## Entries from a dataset
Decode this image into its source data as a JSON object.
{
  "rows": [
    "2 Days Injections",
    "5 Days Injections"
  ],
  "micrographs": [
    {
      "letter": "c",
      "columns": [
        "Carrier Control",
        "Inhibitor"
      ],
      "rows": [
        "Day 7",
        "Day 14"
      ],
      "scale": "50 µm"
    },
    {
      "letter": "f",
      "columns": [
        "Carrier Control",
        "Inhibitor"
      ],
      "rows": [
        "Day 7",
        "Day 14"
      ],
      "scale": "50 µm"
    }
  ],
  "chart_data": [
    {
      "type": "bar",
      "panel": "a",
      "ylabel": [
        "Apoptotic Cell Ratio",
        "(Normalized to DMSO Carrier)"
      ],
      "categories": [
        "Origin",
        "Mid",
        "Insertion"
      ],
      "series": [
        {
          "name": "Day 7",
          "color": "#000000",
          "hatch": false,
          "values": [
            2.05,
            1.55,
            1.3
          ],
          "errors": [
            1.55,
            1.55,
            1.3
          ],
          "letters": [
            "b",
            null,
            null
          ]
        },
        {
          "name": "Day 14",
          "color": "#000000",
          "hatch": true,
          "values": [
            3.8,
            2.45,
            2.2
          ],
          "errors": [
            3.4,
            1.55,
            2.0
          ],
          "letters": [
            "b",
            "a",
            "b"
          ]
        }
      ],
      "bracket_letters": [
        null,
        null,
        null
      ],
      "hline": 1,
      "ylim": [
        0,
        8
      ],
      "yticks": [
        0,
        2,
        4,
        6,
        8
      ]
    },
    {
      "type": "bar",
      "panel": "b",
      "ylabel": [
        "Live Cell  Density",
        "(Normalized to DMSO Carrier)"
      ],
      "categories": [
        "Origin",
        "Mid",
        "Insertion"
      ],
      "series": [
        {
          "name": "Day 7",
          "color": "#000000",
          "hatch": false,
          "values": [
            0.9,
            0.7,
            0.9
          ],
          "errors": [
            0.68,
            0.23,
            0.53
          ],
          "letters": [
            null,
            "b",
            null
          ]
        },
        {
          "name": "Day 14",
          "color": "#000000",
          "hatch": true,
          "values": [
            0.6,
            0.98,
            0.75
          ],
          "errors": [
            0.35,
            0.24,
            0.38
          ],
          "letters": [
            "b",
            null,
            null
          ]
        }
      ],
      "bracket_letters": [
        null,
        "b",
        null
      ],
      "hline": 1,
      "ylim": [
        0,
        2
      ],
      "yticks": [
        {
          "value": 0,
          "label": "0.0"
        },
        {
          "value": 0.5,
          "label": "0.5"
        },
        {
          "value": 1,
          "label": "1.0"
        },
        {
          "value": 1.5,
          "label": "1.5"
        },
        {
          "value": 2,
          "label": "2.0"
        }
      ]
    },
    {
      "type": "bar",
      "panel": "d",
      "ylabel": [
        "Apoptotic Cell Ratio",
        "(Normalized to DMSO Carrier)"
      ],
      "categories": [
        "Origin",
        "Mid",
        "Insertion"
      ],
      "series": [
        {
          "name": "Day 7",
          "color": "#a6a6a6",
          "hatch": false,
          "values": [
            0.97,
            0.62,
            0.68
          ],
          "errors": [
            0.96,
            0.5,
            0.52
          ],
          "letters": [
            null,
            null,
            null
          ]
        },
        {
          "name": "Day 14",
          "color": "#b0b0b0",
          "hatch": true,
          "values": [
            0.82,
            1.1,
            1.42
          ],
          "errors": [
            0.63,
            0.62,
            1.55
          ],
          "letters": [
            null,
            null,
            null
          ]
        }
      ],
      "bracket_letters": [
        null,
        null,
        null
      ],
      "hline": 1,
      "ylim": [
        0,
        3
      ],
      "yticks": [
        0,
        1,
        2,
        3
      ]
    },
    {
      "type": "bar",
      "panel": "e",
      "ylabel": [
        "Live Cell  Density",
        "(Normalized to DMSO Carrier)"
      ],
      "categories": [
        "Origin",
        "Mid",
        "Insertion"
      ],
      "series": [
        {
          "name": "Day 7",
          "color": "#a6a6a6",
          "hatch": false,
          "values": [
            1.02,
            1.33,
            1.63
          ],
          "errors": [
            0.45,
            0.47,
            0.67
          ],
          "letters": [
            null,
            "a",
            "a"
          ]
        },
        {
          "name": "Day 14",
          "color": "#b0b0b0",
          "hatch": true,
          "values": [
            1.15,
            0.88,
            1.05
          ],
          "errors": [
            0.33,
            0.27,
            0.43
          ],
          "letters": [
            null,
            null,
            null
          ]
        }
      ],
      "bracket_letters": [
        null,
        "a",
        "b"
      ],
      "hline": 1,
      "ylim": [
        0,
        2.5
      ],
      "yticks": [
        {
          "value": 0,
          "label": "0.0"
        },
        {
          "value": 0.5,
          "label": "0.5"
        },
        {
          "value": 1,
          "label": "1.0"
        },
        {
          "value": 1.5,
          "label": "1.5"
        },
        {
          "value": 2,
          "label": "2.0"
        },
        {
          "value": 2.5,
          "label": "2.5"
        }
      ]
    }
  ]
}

## EXERCISE
Copy all data exactly, start to finish.

## WRITTEN SOLUTION
Decode this image into its source data as a JSON object.
{
  "rows": [
    "2 Days Injections",
    "5 Days Injections"
  ],
  "micrographs": [
    {
      "letter": "c",
      "columns": [
        "Carrier Control",
        "Inhibitor"
      ],
      "rows": [
        "Day 7",
        "Day 14"
      ],
      "scale": "50 µm"
    },
    {
      "letter": "f",
      "columns": [
        "Carrier Control",
        "Inhibitor"
      ],
      "rows": [
        "Day 7",
        "Day 14"
      ],
      "scale": "50 µm"
    }
  ],
  "chart_data": [
    {
      "type": "bar",
      "panel": "a",
      "ylabel": [
        "Apoptotic Cell Ratio",
        "(Normalized to DMSO Carrier)"
      ],
      "categories": [
        "Origin",
        "Mid",
        "Insertion"
      ],
      "series": [
        {
          "name": "Day 7",
          "color": "#000000",
          "hatch": false,
          "values": [
            2.05,
            1.55,
            1.3
          ],
          "errors": [
            1.55,
            1.55,
            1.3
          ],
          "letters": [
            "b",
            null,
            null
          ]
        },
        {
          "name": "Day 14",
          "color": "#000000",
          "hatch": true,
          "values": [
            3.8,
            2.45,
            2.2
          ],
          "errors": [
            3.4,
            1.55,
            2.0
          ],
          "letters": [
            "b",
            "a",
            "b"
          ]
        }
      ],
      "bracket_letters": [
        null,
        null,
        null
      ],
      "hline": 1,
      "ylim": [
        0,
        8
      ],
      "yticks": [
        0,
        2,
        4,
        6,
        8
      ]
    },
    {
      "type": "bar",
      "panel": "b",
      "ylabel": [
        "Live Cell  Density",
        "(Normalized to DMSO Carrier)"
      ],
      "categories": [
        "Origin",
        "Mid",
        "Insertion"
      ],
      "series": [
        {
          "name": "Day 7",
          "color": "#000000",
          "hatch": false,
          "values": [
            0.9,
            0.7,
            0.9
          ],
          "errors": [
            0.68,
            0.23,
            0.53
          ],
          "letters": [
            null,
            "b",
            null
          ]
        },
        {
          "name": "Day 14",
          "color": "#000000",
          "hatch": true,
          "values": [
            0.6,
            0.98,
            0.75
          ],
          "errors": [
            0.35,
            0.24,
            0.38
          ],
          "letters": [
            "b",
            null,
            null
          ]
        }
      ],
      "bracket_letters": [
        null,
        "b",
        null
      ],
      "hline": 1,
      "ylim": [
        0,
        2
      ],
      "yticks": [
        {
          "value": 0,
          "label": "0.0"
        },
        {
          "value": 0.5,
          "label": "0.5"
        },
        {
          "value": 1,
          "label": "1.0"
        },
        {
          "value": 1.5,
          "label": "1.5"
        },
        {
          "value": 2,
          "label": "2.0"
        }
      ]
    },
    {
      "type": "bar",
      "panel": "d",
      "ylabel": [
        "Apoptotic Cell Ratio",
        "(Normalized to DMSO Carrier)"
      ],
      "categories": [
        "Origin",
        "Mid",
        "Insertion"
      ],
      "series": [
        {
          "name": "Day 7",
          "color": "#a6a6a6",
          "hatch": false,
          "values": [
            0.97,
            0.62,
            0.68
          ],
          "errors": [
            0.96,
            0.5,
            0.52
          ],
          "letters": [
            null,
            null,
            null
          ]
        },
        {
          "name": "Day 14",
          "color": "#b0b0b0",
          "hatch": true,
          "values": [
            0.82,
            1.1,
            1.42
          ],
          "errors": [
            0.63,
            0.62,
            1.55
          ],
          "letters": [
            null,
            null,
            null
          ]
        }
      ],
      "bracket_letters": [
        null,
        null,
        null
      ],
      "hline": 1,
      "ylim": [
        0,
        3
      ],
      "yticks": [
        0,
        1,
        2,
        3
      ]
    },
    {
      "type": "bar",
      "panel": "e",
      "ylabel": [
        "Live Cell  Density",
        "(Normalized to DMSO Carrier)"
      ],
      "categories": [
        "Origin",
        "Mid",
        "Insertion"
      ],
      "series": [
        {
          "name": "Day 7",
          "color": "#a6a6a6",
          "hatch": false,
          "values": [
            1.02,
            1.33,
            1.63
          ],
          "errors": [
            0.45,
            0.47,
            0.67
          ],
          "letters": [
            null,
            "a",
            "a"
          ]
        },
        {
          "name": "Day 14",
          "color": "#b0b0b0",
          "hatch": true,
          "values": [
            1.15,
            0.88,
            1.05
          ],
          "errors": [
            0.33,
            0.27,
            0.43
          ],
          "letters": [
            null,
            null,
            null
          ]
        }
      ],
      "bracket_letters": [
        null,
        "a",
        "b"
      ],
      "hline": 1,
      "ylim": [
        0,
        2.5
      ],
      "yticks": [
        {
          "value": 0,
          "label": "0.0"
        },
        {
          "value": 0.5,
          "label": "0.5"
        },
        {
          "value": 1,
          "label": "1.0"
        },
        {
          "value": 1.5,
          "label": "1.5"
        },
        {
          "value": 2,
          "label": "2.0"
        },
        {
          "value": 2.5,
          "label": "2.5"
        }
      ]
    }
  ]
}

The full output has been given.